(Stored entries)
○ ○ ○ ○ ○
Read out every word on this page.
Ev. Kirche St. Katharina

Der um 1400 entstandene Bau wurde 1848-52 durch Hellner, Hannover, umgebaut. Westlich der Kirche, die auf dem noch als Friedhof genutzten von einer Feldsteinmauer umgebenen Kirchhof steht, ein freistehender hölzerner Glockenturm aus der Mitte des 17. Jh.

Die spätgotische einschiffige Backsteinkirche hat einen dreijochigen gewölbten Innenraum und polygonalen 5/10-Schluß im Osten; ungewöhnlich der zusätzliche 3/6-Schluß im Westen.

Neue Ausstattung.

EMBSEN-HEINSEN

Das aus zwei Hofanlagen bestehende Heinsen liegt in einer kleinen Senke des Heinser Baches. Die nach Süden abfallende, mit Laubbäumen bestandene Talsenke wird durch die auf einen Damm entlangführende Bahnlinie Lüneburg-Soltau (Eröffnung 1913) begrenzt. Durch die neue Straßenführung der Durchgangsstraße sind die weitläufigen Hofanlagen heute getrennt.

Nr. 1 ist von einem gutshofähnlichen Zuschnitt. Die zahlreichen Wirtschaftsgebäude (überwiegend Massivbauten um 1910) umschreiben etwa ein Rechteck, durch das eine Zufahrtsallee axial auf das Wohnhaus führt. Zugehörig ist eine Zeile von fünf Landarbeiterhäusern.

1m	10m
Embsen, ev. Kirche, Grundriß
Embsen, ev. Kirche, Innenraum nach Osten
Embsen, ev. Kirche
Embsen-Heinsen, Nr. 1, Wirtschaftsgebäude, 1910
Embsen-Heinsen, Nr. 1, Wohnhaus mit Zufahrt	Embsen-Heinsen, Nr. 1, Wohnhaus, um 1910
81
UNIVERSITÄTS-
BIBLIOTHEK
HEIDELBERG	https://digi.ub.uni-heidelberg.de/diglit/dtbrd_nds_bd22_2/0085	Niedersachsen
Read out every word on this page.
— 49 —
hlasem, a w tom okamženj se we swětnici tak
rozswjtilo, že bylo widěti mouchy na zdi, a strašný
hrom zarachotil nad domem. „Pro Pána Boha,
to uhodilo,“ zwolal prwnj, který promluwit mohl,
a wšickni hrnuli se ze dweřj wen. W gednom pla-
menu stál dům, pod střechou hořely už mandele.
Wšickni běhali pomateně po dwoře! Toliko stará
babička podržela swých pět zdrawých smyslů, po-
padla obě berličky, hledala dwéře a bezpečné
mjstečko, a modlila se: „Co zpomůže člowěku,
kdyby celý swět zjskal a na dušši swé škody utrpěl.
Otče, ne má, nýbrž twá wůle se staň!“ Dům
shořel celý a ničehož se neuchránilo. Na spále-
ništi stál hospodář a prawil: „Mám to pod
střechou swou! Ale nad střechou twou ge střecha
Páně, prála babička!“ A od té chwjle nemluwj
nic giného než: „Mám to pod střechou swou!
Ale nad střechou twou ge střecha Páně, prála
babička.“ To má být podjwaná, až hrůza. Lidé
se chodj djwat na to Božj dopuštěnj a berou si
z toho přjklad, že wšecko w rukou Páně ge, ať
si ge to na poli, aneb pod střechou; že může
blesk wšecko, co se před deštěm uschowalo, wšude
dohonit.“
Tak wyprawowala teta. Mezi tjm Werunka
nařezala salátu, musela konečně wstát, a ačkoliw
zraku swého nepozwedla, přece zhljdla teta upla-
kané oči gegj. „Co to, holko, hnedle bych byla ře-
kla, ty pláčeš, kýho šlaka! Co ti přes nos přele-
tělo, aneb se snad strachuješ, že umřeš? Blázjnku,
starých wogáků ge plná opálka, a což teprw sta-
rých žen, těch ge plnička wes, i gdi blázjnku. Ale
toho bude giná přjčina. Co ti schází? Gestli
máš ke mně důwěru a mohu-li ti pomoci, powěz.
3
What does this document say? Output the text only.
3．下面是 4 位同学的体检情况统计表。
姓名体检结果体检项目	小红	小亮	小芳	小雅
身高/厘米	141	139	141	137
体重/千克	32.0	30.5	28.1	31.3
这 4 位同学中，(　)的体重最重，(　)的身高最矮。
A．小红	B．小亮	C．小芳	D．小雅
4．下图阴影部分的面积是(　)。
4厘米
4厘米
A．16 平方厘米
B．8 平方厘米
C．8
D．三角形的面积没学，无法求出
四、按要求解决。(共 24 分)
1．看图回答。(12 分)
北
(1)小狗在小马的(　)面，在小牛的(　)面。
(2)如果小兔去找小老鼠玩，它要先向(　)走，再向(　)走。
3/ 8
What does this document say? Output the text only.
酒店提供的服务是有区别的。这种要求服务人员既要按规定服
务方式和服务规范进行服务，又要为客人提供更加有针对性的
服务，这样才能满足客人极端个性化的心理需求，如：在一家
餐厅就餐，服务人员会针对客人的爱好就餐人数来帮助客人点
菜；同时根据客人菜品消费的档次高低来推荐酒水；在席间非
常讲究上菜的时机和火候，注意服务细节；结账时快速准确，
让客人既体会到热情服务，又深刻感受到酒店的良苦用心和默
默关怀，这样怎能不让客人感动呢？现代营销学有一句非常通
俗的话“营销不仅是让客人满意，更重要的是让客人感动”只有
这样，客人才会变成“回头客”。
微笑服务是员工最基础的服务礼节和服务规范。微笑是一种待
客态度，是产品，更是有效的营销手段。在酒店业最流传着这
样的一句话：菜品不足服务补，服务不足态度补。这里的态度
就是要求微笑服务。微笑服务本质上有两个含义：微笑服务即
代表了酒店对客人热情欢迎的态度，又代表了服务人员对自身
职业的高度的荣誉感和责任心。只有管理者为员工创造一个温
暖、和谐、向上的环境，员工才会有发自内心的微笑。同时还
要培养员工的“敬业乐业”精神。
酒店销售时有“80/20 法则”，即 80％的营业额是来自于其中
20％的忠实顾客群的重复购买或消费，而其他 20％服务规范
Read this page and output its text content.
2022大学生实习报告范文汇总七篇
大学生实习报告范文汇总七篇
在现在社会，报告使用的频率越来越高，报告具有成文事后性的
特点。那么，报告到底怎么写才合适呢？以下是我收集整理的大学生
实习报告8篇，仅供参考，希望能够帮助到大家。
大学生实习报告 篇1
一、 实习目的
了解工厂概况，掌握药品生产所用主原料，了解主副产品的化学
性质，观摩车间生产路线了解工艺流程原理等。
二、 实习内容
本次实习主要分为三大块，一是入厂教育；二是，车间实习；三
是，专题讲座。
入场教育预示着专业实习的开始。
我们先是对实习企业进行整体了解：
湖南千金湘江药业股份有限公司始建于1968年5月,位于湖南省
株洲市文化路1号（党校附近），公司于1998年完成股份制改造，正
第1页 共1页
○ ○ ○ ○ ○
Task brief
Exactly reproduce the material above.

The solution
Read out every word on this page.
Ev. Kirche St. Katharina

Der um 1400 entstandene Bau wurde 1848-52 durch Hellner, Hannover, umgebaut. Westlich der Kirche, die auf dem noch als Friedhof genutzten von einer Feldsteinmauer umgebenen Kirchhof steht, ein freistehender hölzerner Glockenturm aus der Mitte des 17. Jh.

Die spätgotische einschiffige Backsteinkirche hat einen dreijochigen gewölbten Innenraum und polygonalen 5/10-Schluß im Osten; ungewöhnlich der zusätzliche 3/6-Schluß im Westen.

Neue Ausstattung.

EMBSEN-HEINSEN

Das aus zwei Hofanlagen bestehende Heinsen liegt in einer kleinen Senke des Heinser Baches. Die nach Süden abfallende, mit Laubbäumen bestandene Talsenke wird durch die auf einen Damm entlangführende Bahnlinie Lüneburg-Soltau (Eröffnung 1913) begrenzt. Durch die neue Straßenführung der Durchgangsstraße sind die weitläufigen Hofanlagen heute getrennt.

Nr. 1 ist von einem gutshofähnlichen Zuschnitt. Die zahlreichen Wirtschaftsgebäude (überwiegend Massivbauten um 1910) umschreiben etwa ein Rechteck, durch das eine Zufahrtsallee axial auf das Wohnhaus führt. Zugehörig ist eine Zeile von fünf Landarbeiterhäusern.

1m	10m
Embsen, ev. Kirche, Grundriß
Embsen, ev. Kirche, Innenraum nach Osten
Embsen, ev. Kirche
Embsen-Heinsen, Nr. 1, Wirtschaftsgebäude, 1910
Embsen-Heinsen, Nr. 1, Wohnhaus mit Zufahrt	Embsen-Heinsen, Nr. 1, Wohnhaus, um 1910
81
UNIVERSITÄTS-
BIBLIOTHEK
HEIDELBERG	https://digi.ub.uni-heidelberg.de/diglit/dtbrd_nds_bd22_2/0085	Niedersachsen
Read out every word on this page.
— 49 —
hlasem, a w tom okamženj se we swětnici tak
rozswjtilo, že bylo widěti mouchy na zdi, a strašný
hrom zarachotil nad domem. „Pro Pána Boha,
to uhodilo,“ zwolal prwnj, který promluwit mohl,
a wšickni hrnuli se ze dweřj wen. W gednom pla-
menu stál dům, pod střechou hořely už mandele.
Wšickni běhali pomateně po dwoře! Toliko stará
babička podržela swých pět zdrawých smyslů, po-
padla obě berličky, hledala dwéře a bezpečné
mjstečko, a modlila se: „Co zpomůže člowěku,
kdyby celý swět zjskal a na dušši swé škody utrpěl.
Otče, ne má, nýbrž twá wůle se staň!“ Dům
shořel celý a ničehož se neuchránilo. Na spále-
ništi stál hospodář a prawil: „Mám to pod
střechou swou! Ale nad střechou twou ge střecha
Páně, prála babička!“ A od té chwjle nemluwj
nic giného než: „Mám to pod střechou swou!
Ale nad střechou twou ge střecha Páně, prála
babička.“ To má být podjwaná, až hrůza. Lidé
se chodj djwat na to Božj dopuštěnj a berou si
z toho přjklad, že wšecko w rukou Páně ge, ať
si ge to na poli, aneb pod střechou; že může
blesk wšecko, co se před deštěm uschowalo, wšude
dohonit.“
Tak wyprawowala teta. Mezi tjm Werunka
nařezala salátu, musela konečně wstát, a ačkoliw
zraku swého nepozwedla, přece zhljdla teta upla-
kané oči gegj. „Co to, holko, hnedle bych byla ře-
kla, ty pláčeš, kýho šlaka! Co ti přes nos přele-
tělo, aneb se snad strachuješ, že umřeš? Blázjnku,
starých wogáků ge plná opálka, a což teprw sta-
rých žen, těch ge plnička wes, i gdi blázjnku. Ale
toho bude giná přjčina. Co ti schází? Gestli
máš ke mně důwěru a mohu-li ti pomoci, powěz.
3
What does this document say? Output the text only.
3．下面是 4 位同学的体检情况统计表。
姓名体检结果体检项目	小红	小亮	小芳	小雅
身高/厘米	141	139	141	137
体重/千克	32.0	30.5	28.1	31.3
这 4 位同学中，(　)的体重最重，(　)的身高最矮。
A．小红	B．小亮	C．小芳	D．小雅
4．下图阴影部分的面积是(　)。
4厘米
4厘米
A．16 平方厘米
B．8 平方厘米
C．8
D．三角形的面积没学，无法求出
四、按要求解决。(共 24 分)
1．看图回答。(12 分)
北
(1)小狗在小马的(　)面，在小牛的(　)面。
(2)如果小兔去找小老鼠玩，它要先向(　)走，再向(　)走。
3/ 8
What does this document say? Output the text only.
酒店提供的服务是有区别的。这种要求服务人员既要按规定服
务方式和服务规范进行服务，又要为客人提供更加有针对性的
服务，这样才能满足客人极端个性化的心理需求，如：在一家
餐厅就餐，服务人员会针对客人的爱好就餐人数来帮助客人点
菜；同时根据客人菜品消费的档次高低来推荐酒水；在席间非
常讲究上菜的时机和火候，注意服务细节；结账时快速准确，
让客人既体会到热情服务，又深刻感受到酒店的良苦用心和默
默关怀，这样怎能不让客人感动呢？现代营销学有一句非常通
俗的话“营销不仅是让客人满意，更重要的是让客人感动”只有
这样，客人才会变成“回头客”。
微笑服务是员工最基础的服务礼节和服务规范。微笑是一种待
客态度，是产品，更是有效的营销手段。在酒店业最流传着这
样的一句话：菜品不足服务补，服务不足态度补。这里的态度
就是要求微笑服务。微笑服务本质上有两个含义：微笑服务即
代表了酒店对客人热情欢迎的态度，又代表了服务人员对自身
职业的高度的荣誉感和责任心。只有管理者为员工创造一个温
暖、和谐、向上的环境，员工才会有发自内心的微笑。同时还
要培养员工的“敬业乐业”精神。
酒店销售时有“80/20 法则”，即 80％的营业额是来自于其中
20％的忠实顾客群的重复购买或消费，而其他 20％服务规范
Read this page and output its text content.
2022大学生实习报告范文汇总七篇
大学生实习报告范文汇总七篇
在现在社会，报告使用的频率越来越高，报告具有成文事后性的
特点。那么，报告到底怎么写才合适呢？以下是我收集整理的大学生
实习报告8篇，仅供参考，希望能够帮助到大家。
大学生实习报告 篇1
一、 实习目的
了解工厂概况，掌握药品生产所用主原料，了解主副产品的化学
性质，观摩车间生产路线了解工艺流程原理等。
二、 实习内容
本次实习主要分为三大块，一是入厂教育；二是，车间实习；三
是，专题讲座。
入场教育预示着专业实习的开始。
我们先是对实习企业进行整体了解：
湖南千金湘江药业股份有限公司始建于1968年5月,位于湖南省
株洲市文化路1号（党校附近），公司于1998年完成股份制改造，正
第1页 共1页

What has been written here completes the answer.